## ESERCIZIO BREVE 1
Ricopia il passo dell'articolo su HNA e la sorveglianza in Cina da "Si mettono male" fino a "suoi misteriosi azionisti." compreso.
## ESERCIZIO BREVE 2
Rispondi alle domande seguenti in base all'articolo su HNA e la sorveglianza in Cina.
(a) Quale percentuale di partecipazione in Deutsche Bank AG figura nel portfolio di HNA?
(b) Di quanto è aumentata lo scorso anno la spesa per la sicurezza interna della regione autonoma uigura, secondo i calcoli di Adrian Zenz?
(c) In quale città ha sede Hikvision?
## ESERCIZIO BREVE 3
Prosegui l'articolo su HNA e la sorveglianza in Cina a partire dal punto in cui termina.

## PAGINA
++++++++++++++++++++
Si mettono male le cose per HNA, la conglomerata cinese costretta a disinvestire assets per 15 miliardi di dollari dopo aver speso negli ultimi due anni circa 50 miliardi in acquisizioni estere. Ieri il suo co-presidente Wang Jian è morto in un incidente mentre si trovava in Francia. Secondo il Financial Times, la sua disgraziata uscita di scena complica non poco gli sforzi di deleverage della compagnia, che nel suo portfolio vanta una partecipazione in Deutsche Bank AG. del 3,69%. Mr. Wang ha svolto un ruolo fondamentale nell’ascesa della società, guidando il suo processo di espansione all’estero con l’aiuto del fratello Wang Wei, una figura chiave rimasta dietro le quinte come molti dei suoi misteriosi azionisti.
Cina, il business della sorveglianza sociale
L’attenzione maniacale di Pechino per la stabilità sociale è fonte di polemiche all’estero e di business in patria. Secondo calcoli di Adrian Zenz, esperto dell’ European School of Culture and Theology, la regione autonoma uigura ha visto la spesa per la sicurezza interna lievitare del 100% lo scorso anno,arrivando a superare i 9 miliardi di dollari. Nel solo 2017, la regione ha sborsato per la sorveglianza tanto quanto nei sei anni dal 2007 al 2012 messi insieme. Tra le tecniche utilizzate, spiccano l’utilizzo di telecamere a riconoscimento facciale, scansione dell’iride e altre rilevazioni biometriche. Le aziende cinese ci si sono buttate a capofitto. E’ il caso di Hikvision, con sede a Shenzhen, che ha firmato cinque contratti con il governo locale per un totale di 280 milioni di dollari, in gran parte destinati ad apparecchiature video da disseminare nelle aree rurali e urbane. Solo la contea di Moyu nei primi 10 mesi del 2017, ha speso oltre un miliardo di yuan per la sicurezza pubblica, un aumento del 380% su base annua e più di tre volte le entrate totali del governo nello stesso periodo.
++++++++++++++++++++
## DATI GREZZI

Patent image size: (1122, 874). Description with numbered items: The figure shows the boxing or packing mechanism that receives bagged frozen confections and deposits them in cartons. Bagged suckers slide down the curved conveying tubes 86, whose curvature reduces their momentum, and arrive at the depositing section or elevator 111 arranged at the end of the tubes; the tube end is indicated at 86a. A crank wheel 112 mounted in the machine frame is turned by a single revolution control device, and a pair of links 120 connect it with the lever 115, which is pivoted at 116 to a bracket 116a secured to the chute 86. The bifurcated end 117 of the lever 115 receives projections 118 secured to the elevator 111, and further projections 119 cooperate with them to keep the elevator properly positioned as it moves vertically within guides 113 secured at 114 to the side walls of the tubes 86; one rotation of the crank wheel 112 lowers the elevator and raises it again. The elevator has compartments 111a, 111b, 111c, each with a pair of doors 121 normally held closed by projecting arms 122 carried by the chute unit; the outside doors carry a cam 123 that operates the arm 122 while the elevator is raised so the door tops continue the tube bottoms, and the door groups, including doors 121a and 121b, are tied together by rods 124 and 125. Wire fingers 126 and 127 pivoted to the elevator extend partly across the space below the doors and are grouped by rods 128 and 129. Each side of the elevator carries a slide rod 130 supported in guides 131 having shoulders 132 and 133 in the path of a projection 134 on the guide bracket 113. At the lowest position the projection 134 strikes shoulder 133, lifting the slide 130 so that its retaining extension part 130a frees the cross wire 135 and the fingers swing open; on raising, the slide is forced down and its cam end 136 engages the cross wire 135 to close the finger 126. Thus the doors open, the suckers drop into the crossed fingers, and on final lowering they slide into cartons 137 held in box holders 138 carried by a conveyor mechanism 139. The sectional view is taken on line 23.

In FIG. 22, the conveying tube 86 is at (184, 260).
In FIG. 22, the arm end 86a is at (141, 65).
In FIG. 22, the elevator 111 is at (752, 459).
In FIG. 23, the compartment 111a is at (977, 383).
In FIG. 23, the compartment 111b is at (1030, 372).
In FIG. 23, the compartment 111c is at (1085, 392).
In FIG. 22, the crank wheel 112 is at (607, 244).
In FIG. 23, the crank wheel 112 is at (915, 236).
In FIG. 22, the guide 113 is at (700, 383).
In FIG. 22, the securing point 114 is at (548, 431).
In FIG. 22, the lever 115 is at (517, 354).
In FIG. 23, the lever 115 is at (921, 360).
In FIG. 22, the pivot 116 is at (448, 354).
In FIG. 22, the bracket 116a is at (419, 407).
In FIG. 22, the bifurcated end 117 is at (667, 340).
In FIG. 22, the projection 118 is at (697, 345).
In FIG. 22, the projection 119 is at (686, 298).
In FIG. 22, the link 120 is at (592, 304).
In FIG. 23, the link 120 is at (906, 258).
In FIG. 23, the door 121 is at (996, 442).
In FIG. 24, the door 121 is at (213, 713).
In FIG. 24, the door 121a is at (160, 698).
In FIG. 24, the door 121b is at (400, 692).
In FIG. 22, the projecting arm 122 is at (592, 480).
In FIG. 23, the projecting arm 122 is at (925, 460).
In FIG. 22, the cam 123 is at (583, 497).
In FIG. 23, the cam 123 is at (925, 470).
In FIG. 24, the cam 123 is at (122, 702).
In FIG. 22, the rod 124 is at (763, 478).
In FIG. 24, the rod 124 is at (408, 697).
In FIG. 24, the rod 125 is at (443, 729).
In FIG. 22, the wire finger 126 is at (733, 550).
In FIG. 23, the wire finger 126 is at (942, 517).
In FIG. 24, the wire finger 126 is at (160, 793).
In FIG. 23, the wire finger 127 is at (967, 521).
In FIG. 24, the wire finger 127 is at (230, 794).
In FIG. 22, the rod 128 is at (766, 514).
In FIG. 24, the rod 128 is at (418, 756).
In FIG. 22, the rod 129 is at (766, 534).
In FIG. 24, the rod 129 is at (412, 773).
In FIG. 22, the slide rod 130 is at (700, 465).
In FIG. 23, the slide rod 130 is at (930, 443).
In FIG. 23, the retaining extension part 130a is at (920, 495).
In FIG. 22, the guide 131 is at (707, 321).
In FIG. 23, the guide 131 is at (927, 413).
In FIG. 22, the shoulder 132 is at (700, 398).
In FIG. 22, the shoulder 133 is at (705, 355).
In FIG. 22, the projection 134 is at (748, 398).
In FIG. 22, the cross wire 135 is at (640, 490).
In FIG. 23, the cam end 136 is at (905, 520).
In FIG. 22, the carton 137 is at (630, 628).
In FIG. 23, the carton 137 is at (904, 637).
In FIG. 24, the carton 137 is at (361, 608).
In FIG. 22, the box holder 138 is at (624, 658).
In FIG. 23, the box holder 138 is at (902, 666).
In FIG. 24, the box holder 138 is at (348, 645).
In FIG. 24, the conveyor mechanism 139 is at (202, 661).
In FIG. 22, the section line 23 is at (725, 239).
++++++++++++++++++++
## RISPOSTA 1
Si mettono male le cose per HNA, la conglomerata cinese costretta a disinvestire assets per 15 miliardi di dollari dopo aver speso negli ultimi due anni circa 50 miliardi in acquisizioni estere. Ieri il suo co-presidente Wang Jian è morto in un incidente mentre si trovava in Francia. Secondo il Financial Times, la sua disgraziata uscita di scena complica non poco gli sforzi di deleverage della compagnia, che nel suo portfolio vanta una partecipazione in Deutsche Bank AG. del 3,69%. Mr. Wang ha svolto un ruolo fondamentale nell’ascesa della società, guidando il suo processo di espansione all’estero con l’aiuto del fratello Wang Wei, una figura chiave rimasta dietro le quinte come molti dei suoi misteriosi azionisti.

## RISPOSTA 2
(a) 3,69%.
(b) Del 100%, superando i 9 miliardi di dollari.
(c) Shenzhen.

## RISPOSTA 3
Tokyo sfida la comunità internazionale sulla caccia alle balene
La passione del Giappone per la caccia alle balene rischia di tramutarsi in un fattore di rischio per le relazioni diplomatica tra Tokyo e la comunità internazionale. Secondo quanto riportato dal Guardian, il Sol Levante potrebbe riprendere la criticata pratica con fini commerciali già entro la fine di quest’anno. Ovvero dopo che la delegazione nipponica sfrutterà il vertice dell’International Whaling Commission (IWC) che si terrà a settembre in Brasile per modificare le regole di voto sulla ripresa della caccia per scopo di lucro. Funzionari giapponesi hanno riferito che la proposta sarà limitata solo alle specie non più a rischio ed è giustificata dall’aumento del numero di alcuni esemplari come le megattere e minke. Una motivazione non sufficiente a placare le critiche. “Cercare di sovvertire il modo in cui l’IWC prende le proprie decisioni non cambierà il fatto che per decenni la maggioranza dei membri non ha avuto alcun appetito per un ritorno all’era passata della caccia commerciale”, ha dichiarato Nicola Beynon, responsabile delle campagne dell’australiana Humane Society International.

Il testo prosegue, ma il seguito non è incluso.